SHORT PROBLEM
Gather all lines in the data that hold the string "肉食者鄙".

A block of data
_ _ _ _ _ _ _

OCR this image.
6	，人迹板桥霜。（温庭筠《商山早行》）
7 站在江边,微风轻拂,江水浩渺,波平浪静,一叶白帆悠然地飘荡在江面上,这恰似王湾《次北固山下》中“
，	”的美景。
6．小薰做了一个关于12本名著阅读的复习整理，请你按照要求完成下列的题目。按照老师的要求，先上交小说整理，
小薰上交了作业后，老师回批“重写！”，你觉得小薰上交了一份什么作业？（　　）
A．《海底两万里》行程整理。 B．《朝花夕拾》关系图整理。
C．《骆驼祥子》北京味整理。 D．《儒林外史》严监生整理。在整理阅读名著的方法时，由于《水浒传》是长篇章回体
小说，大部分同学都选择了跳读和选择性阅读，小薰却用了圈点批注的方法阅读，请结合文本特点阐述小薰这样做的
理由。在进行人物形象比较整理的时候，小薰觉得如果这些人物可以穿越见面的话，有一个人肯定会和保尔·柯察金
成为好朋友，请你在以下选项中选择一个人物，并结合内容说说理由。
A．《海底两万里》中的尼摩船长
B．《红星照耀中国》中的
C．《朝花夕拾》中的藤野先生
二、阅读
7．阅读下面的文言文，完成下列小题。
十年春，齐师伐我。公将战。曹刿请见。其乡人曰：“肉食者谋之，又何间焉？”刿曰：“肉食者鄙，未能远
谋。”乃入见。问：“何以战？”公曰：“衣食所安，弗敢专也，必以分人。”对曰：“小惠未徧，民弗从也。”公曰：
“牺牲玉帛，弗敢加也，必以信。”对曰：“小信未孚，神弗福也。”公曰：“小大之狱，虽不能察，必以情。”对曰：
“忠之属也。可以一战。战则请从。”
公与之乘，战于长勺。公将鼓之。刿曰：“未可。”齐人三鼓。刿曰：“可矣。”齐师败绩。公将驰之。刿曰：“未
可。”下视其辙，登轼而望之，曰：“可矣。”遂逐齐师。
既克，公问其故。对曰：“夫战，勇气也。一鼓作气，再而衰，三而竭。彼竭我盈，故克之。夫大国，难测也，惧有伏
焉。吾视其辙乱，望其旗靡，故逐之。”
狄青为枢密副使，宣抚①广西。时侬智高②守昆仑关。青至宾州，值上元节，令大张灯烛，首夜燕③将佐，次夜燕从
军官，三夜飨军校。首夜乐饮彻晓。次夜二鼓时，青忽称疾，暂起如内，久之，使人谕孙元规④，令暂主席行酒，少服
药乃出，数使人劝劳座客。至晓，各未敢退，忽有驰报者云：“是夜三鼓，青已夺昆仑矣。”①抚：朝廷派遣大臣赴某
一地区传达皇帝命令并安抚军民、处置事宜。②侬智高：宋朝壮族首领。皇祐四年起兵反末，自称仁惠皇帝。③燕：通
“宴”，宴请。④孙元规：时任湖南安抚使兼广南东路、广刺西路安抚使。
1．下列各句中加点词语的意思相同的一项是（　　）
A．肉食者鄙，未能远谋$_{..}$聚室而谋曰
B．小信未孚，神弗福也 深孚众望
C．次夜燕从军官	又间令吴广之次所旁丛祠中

_ _ _ _ _ _ _

WORKED SOLUTION
十年春，齐师伐我。公将战。曹刿请见。其乡人曰：“肉食者谋之，又何间焉？”刿曰：“肉食者鄙，未能远
A．肉食者鄙，未能远谋$_{..}$聚室而谋曰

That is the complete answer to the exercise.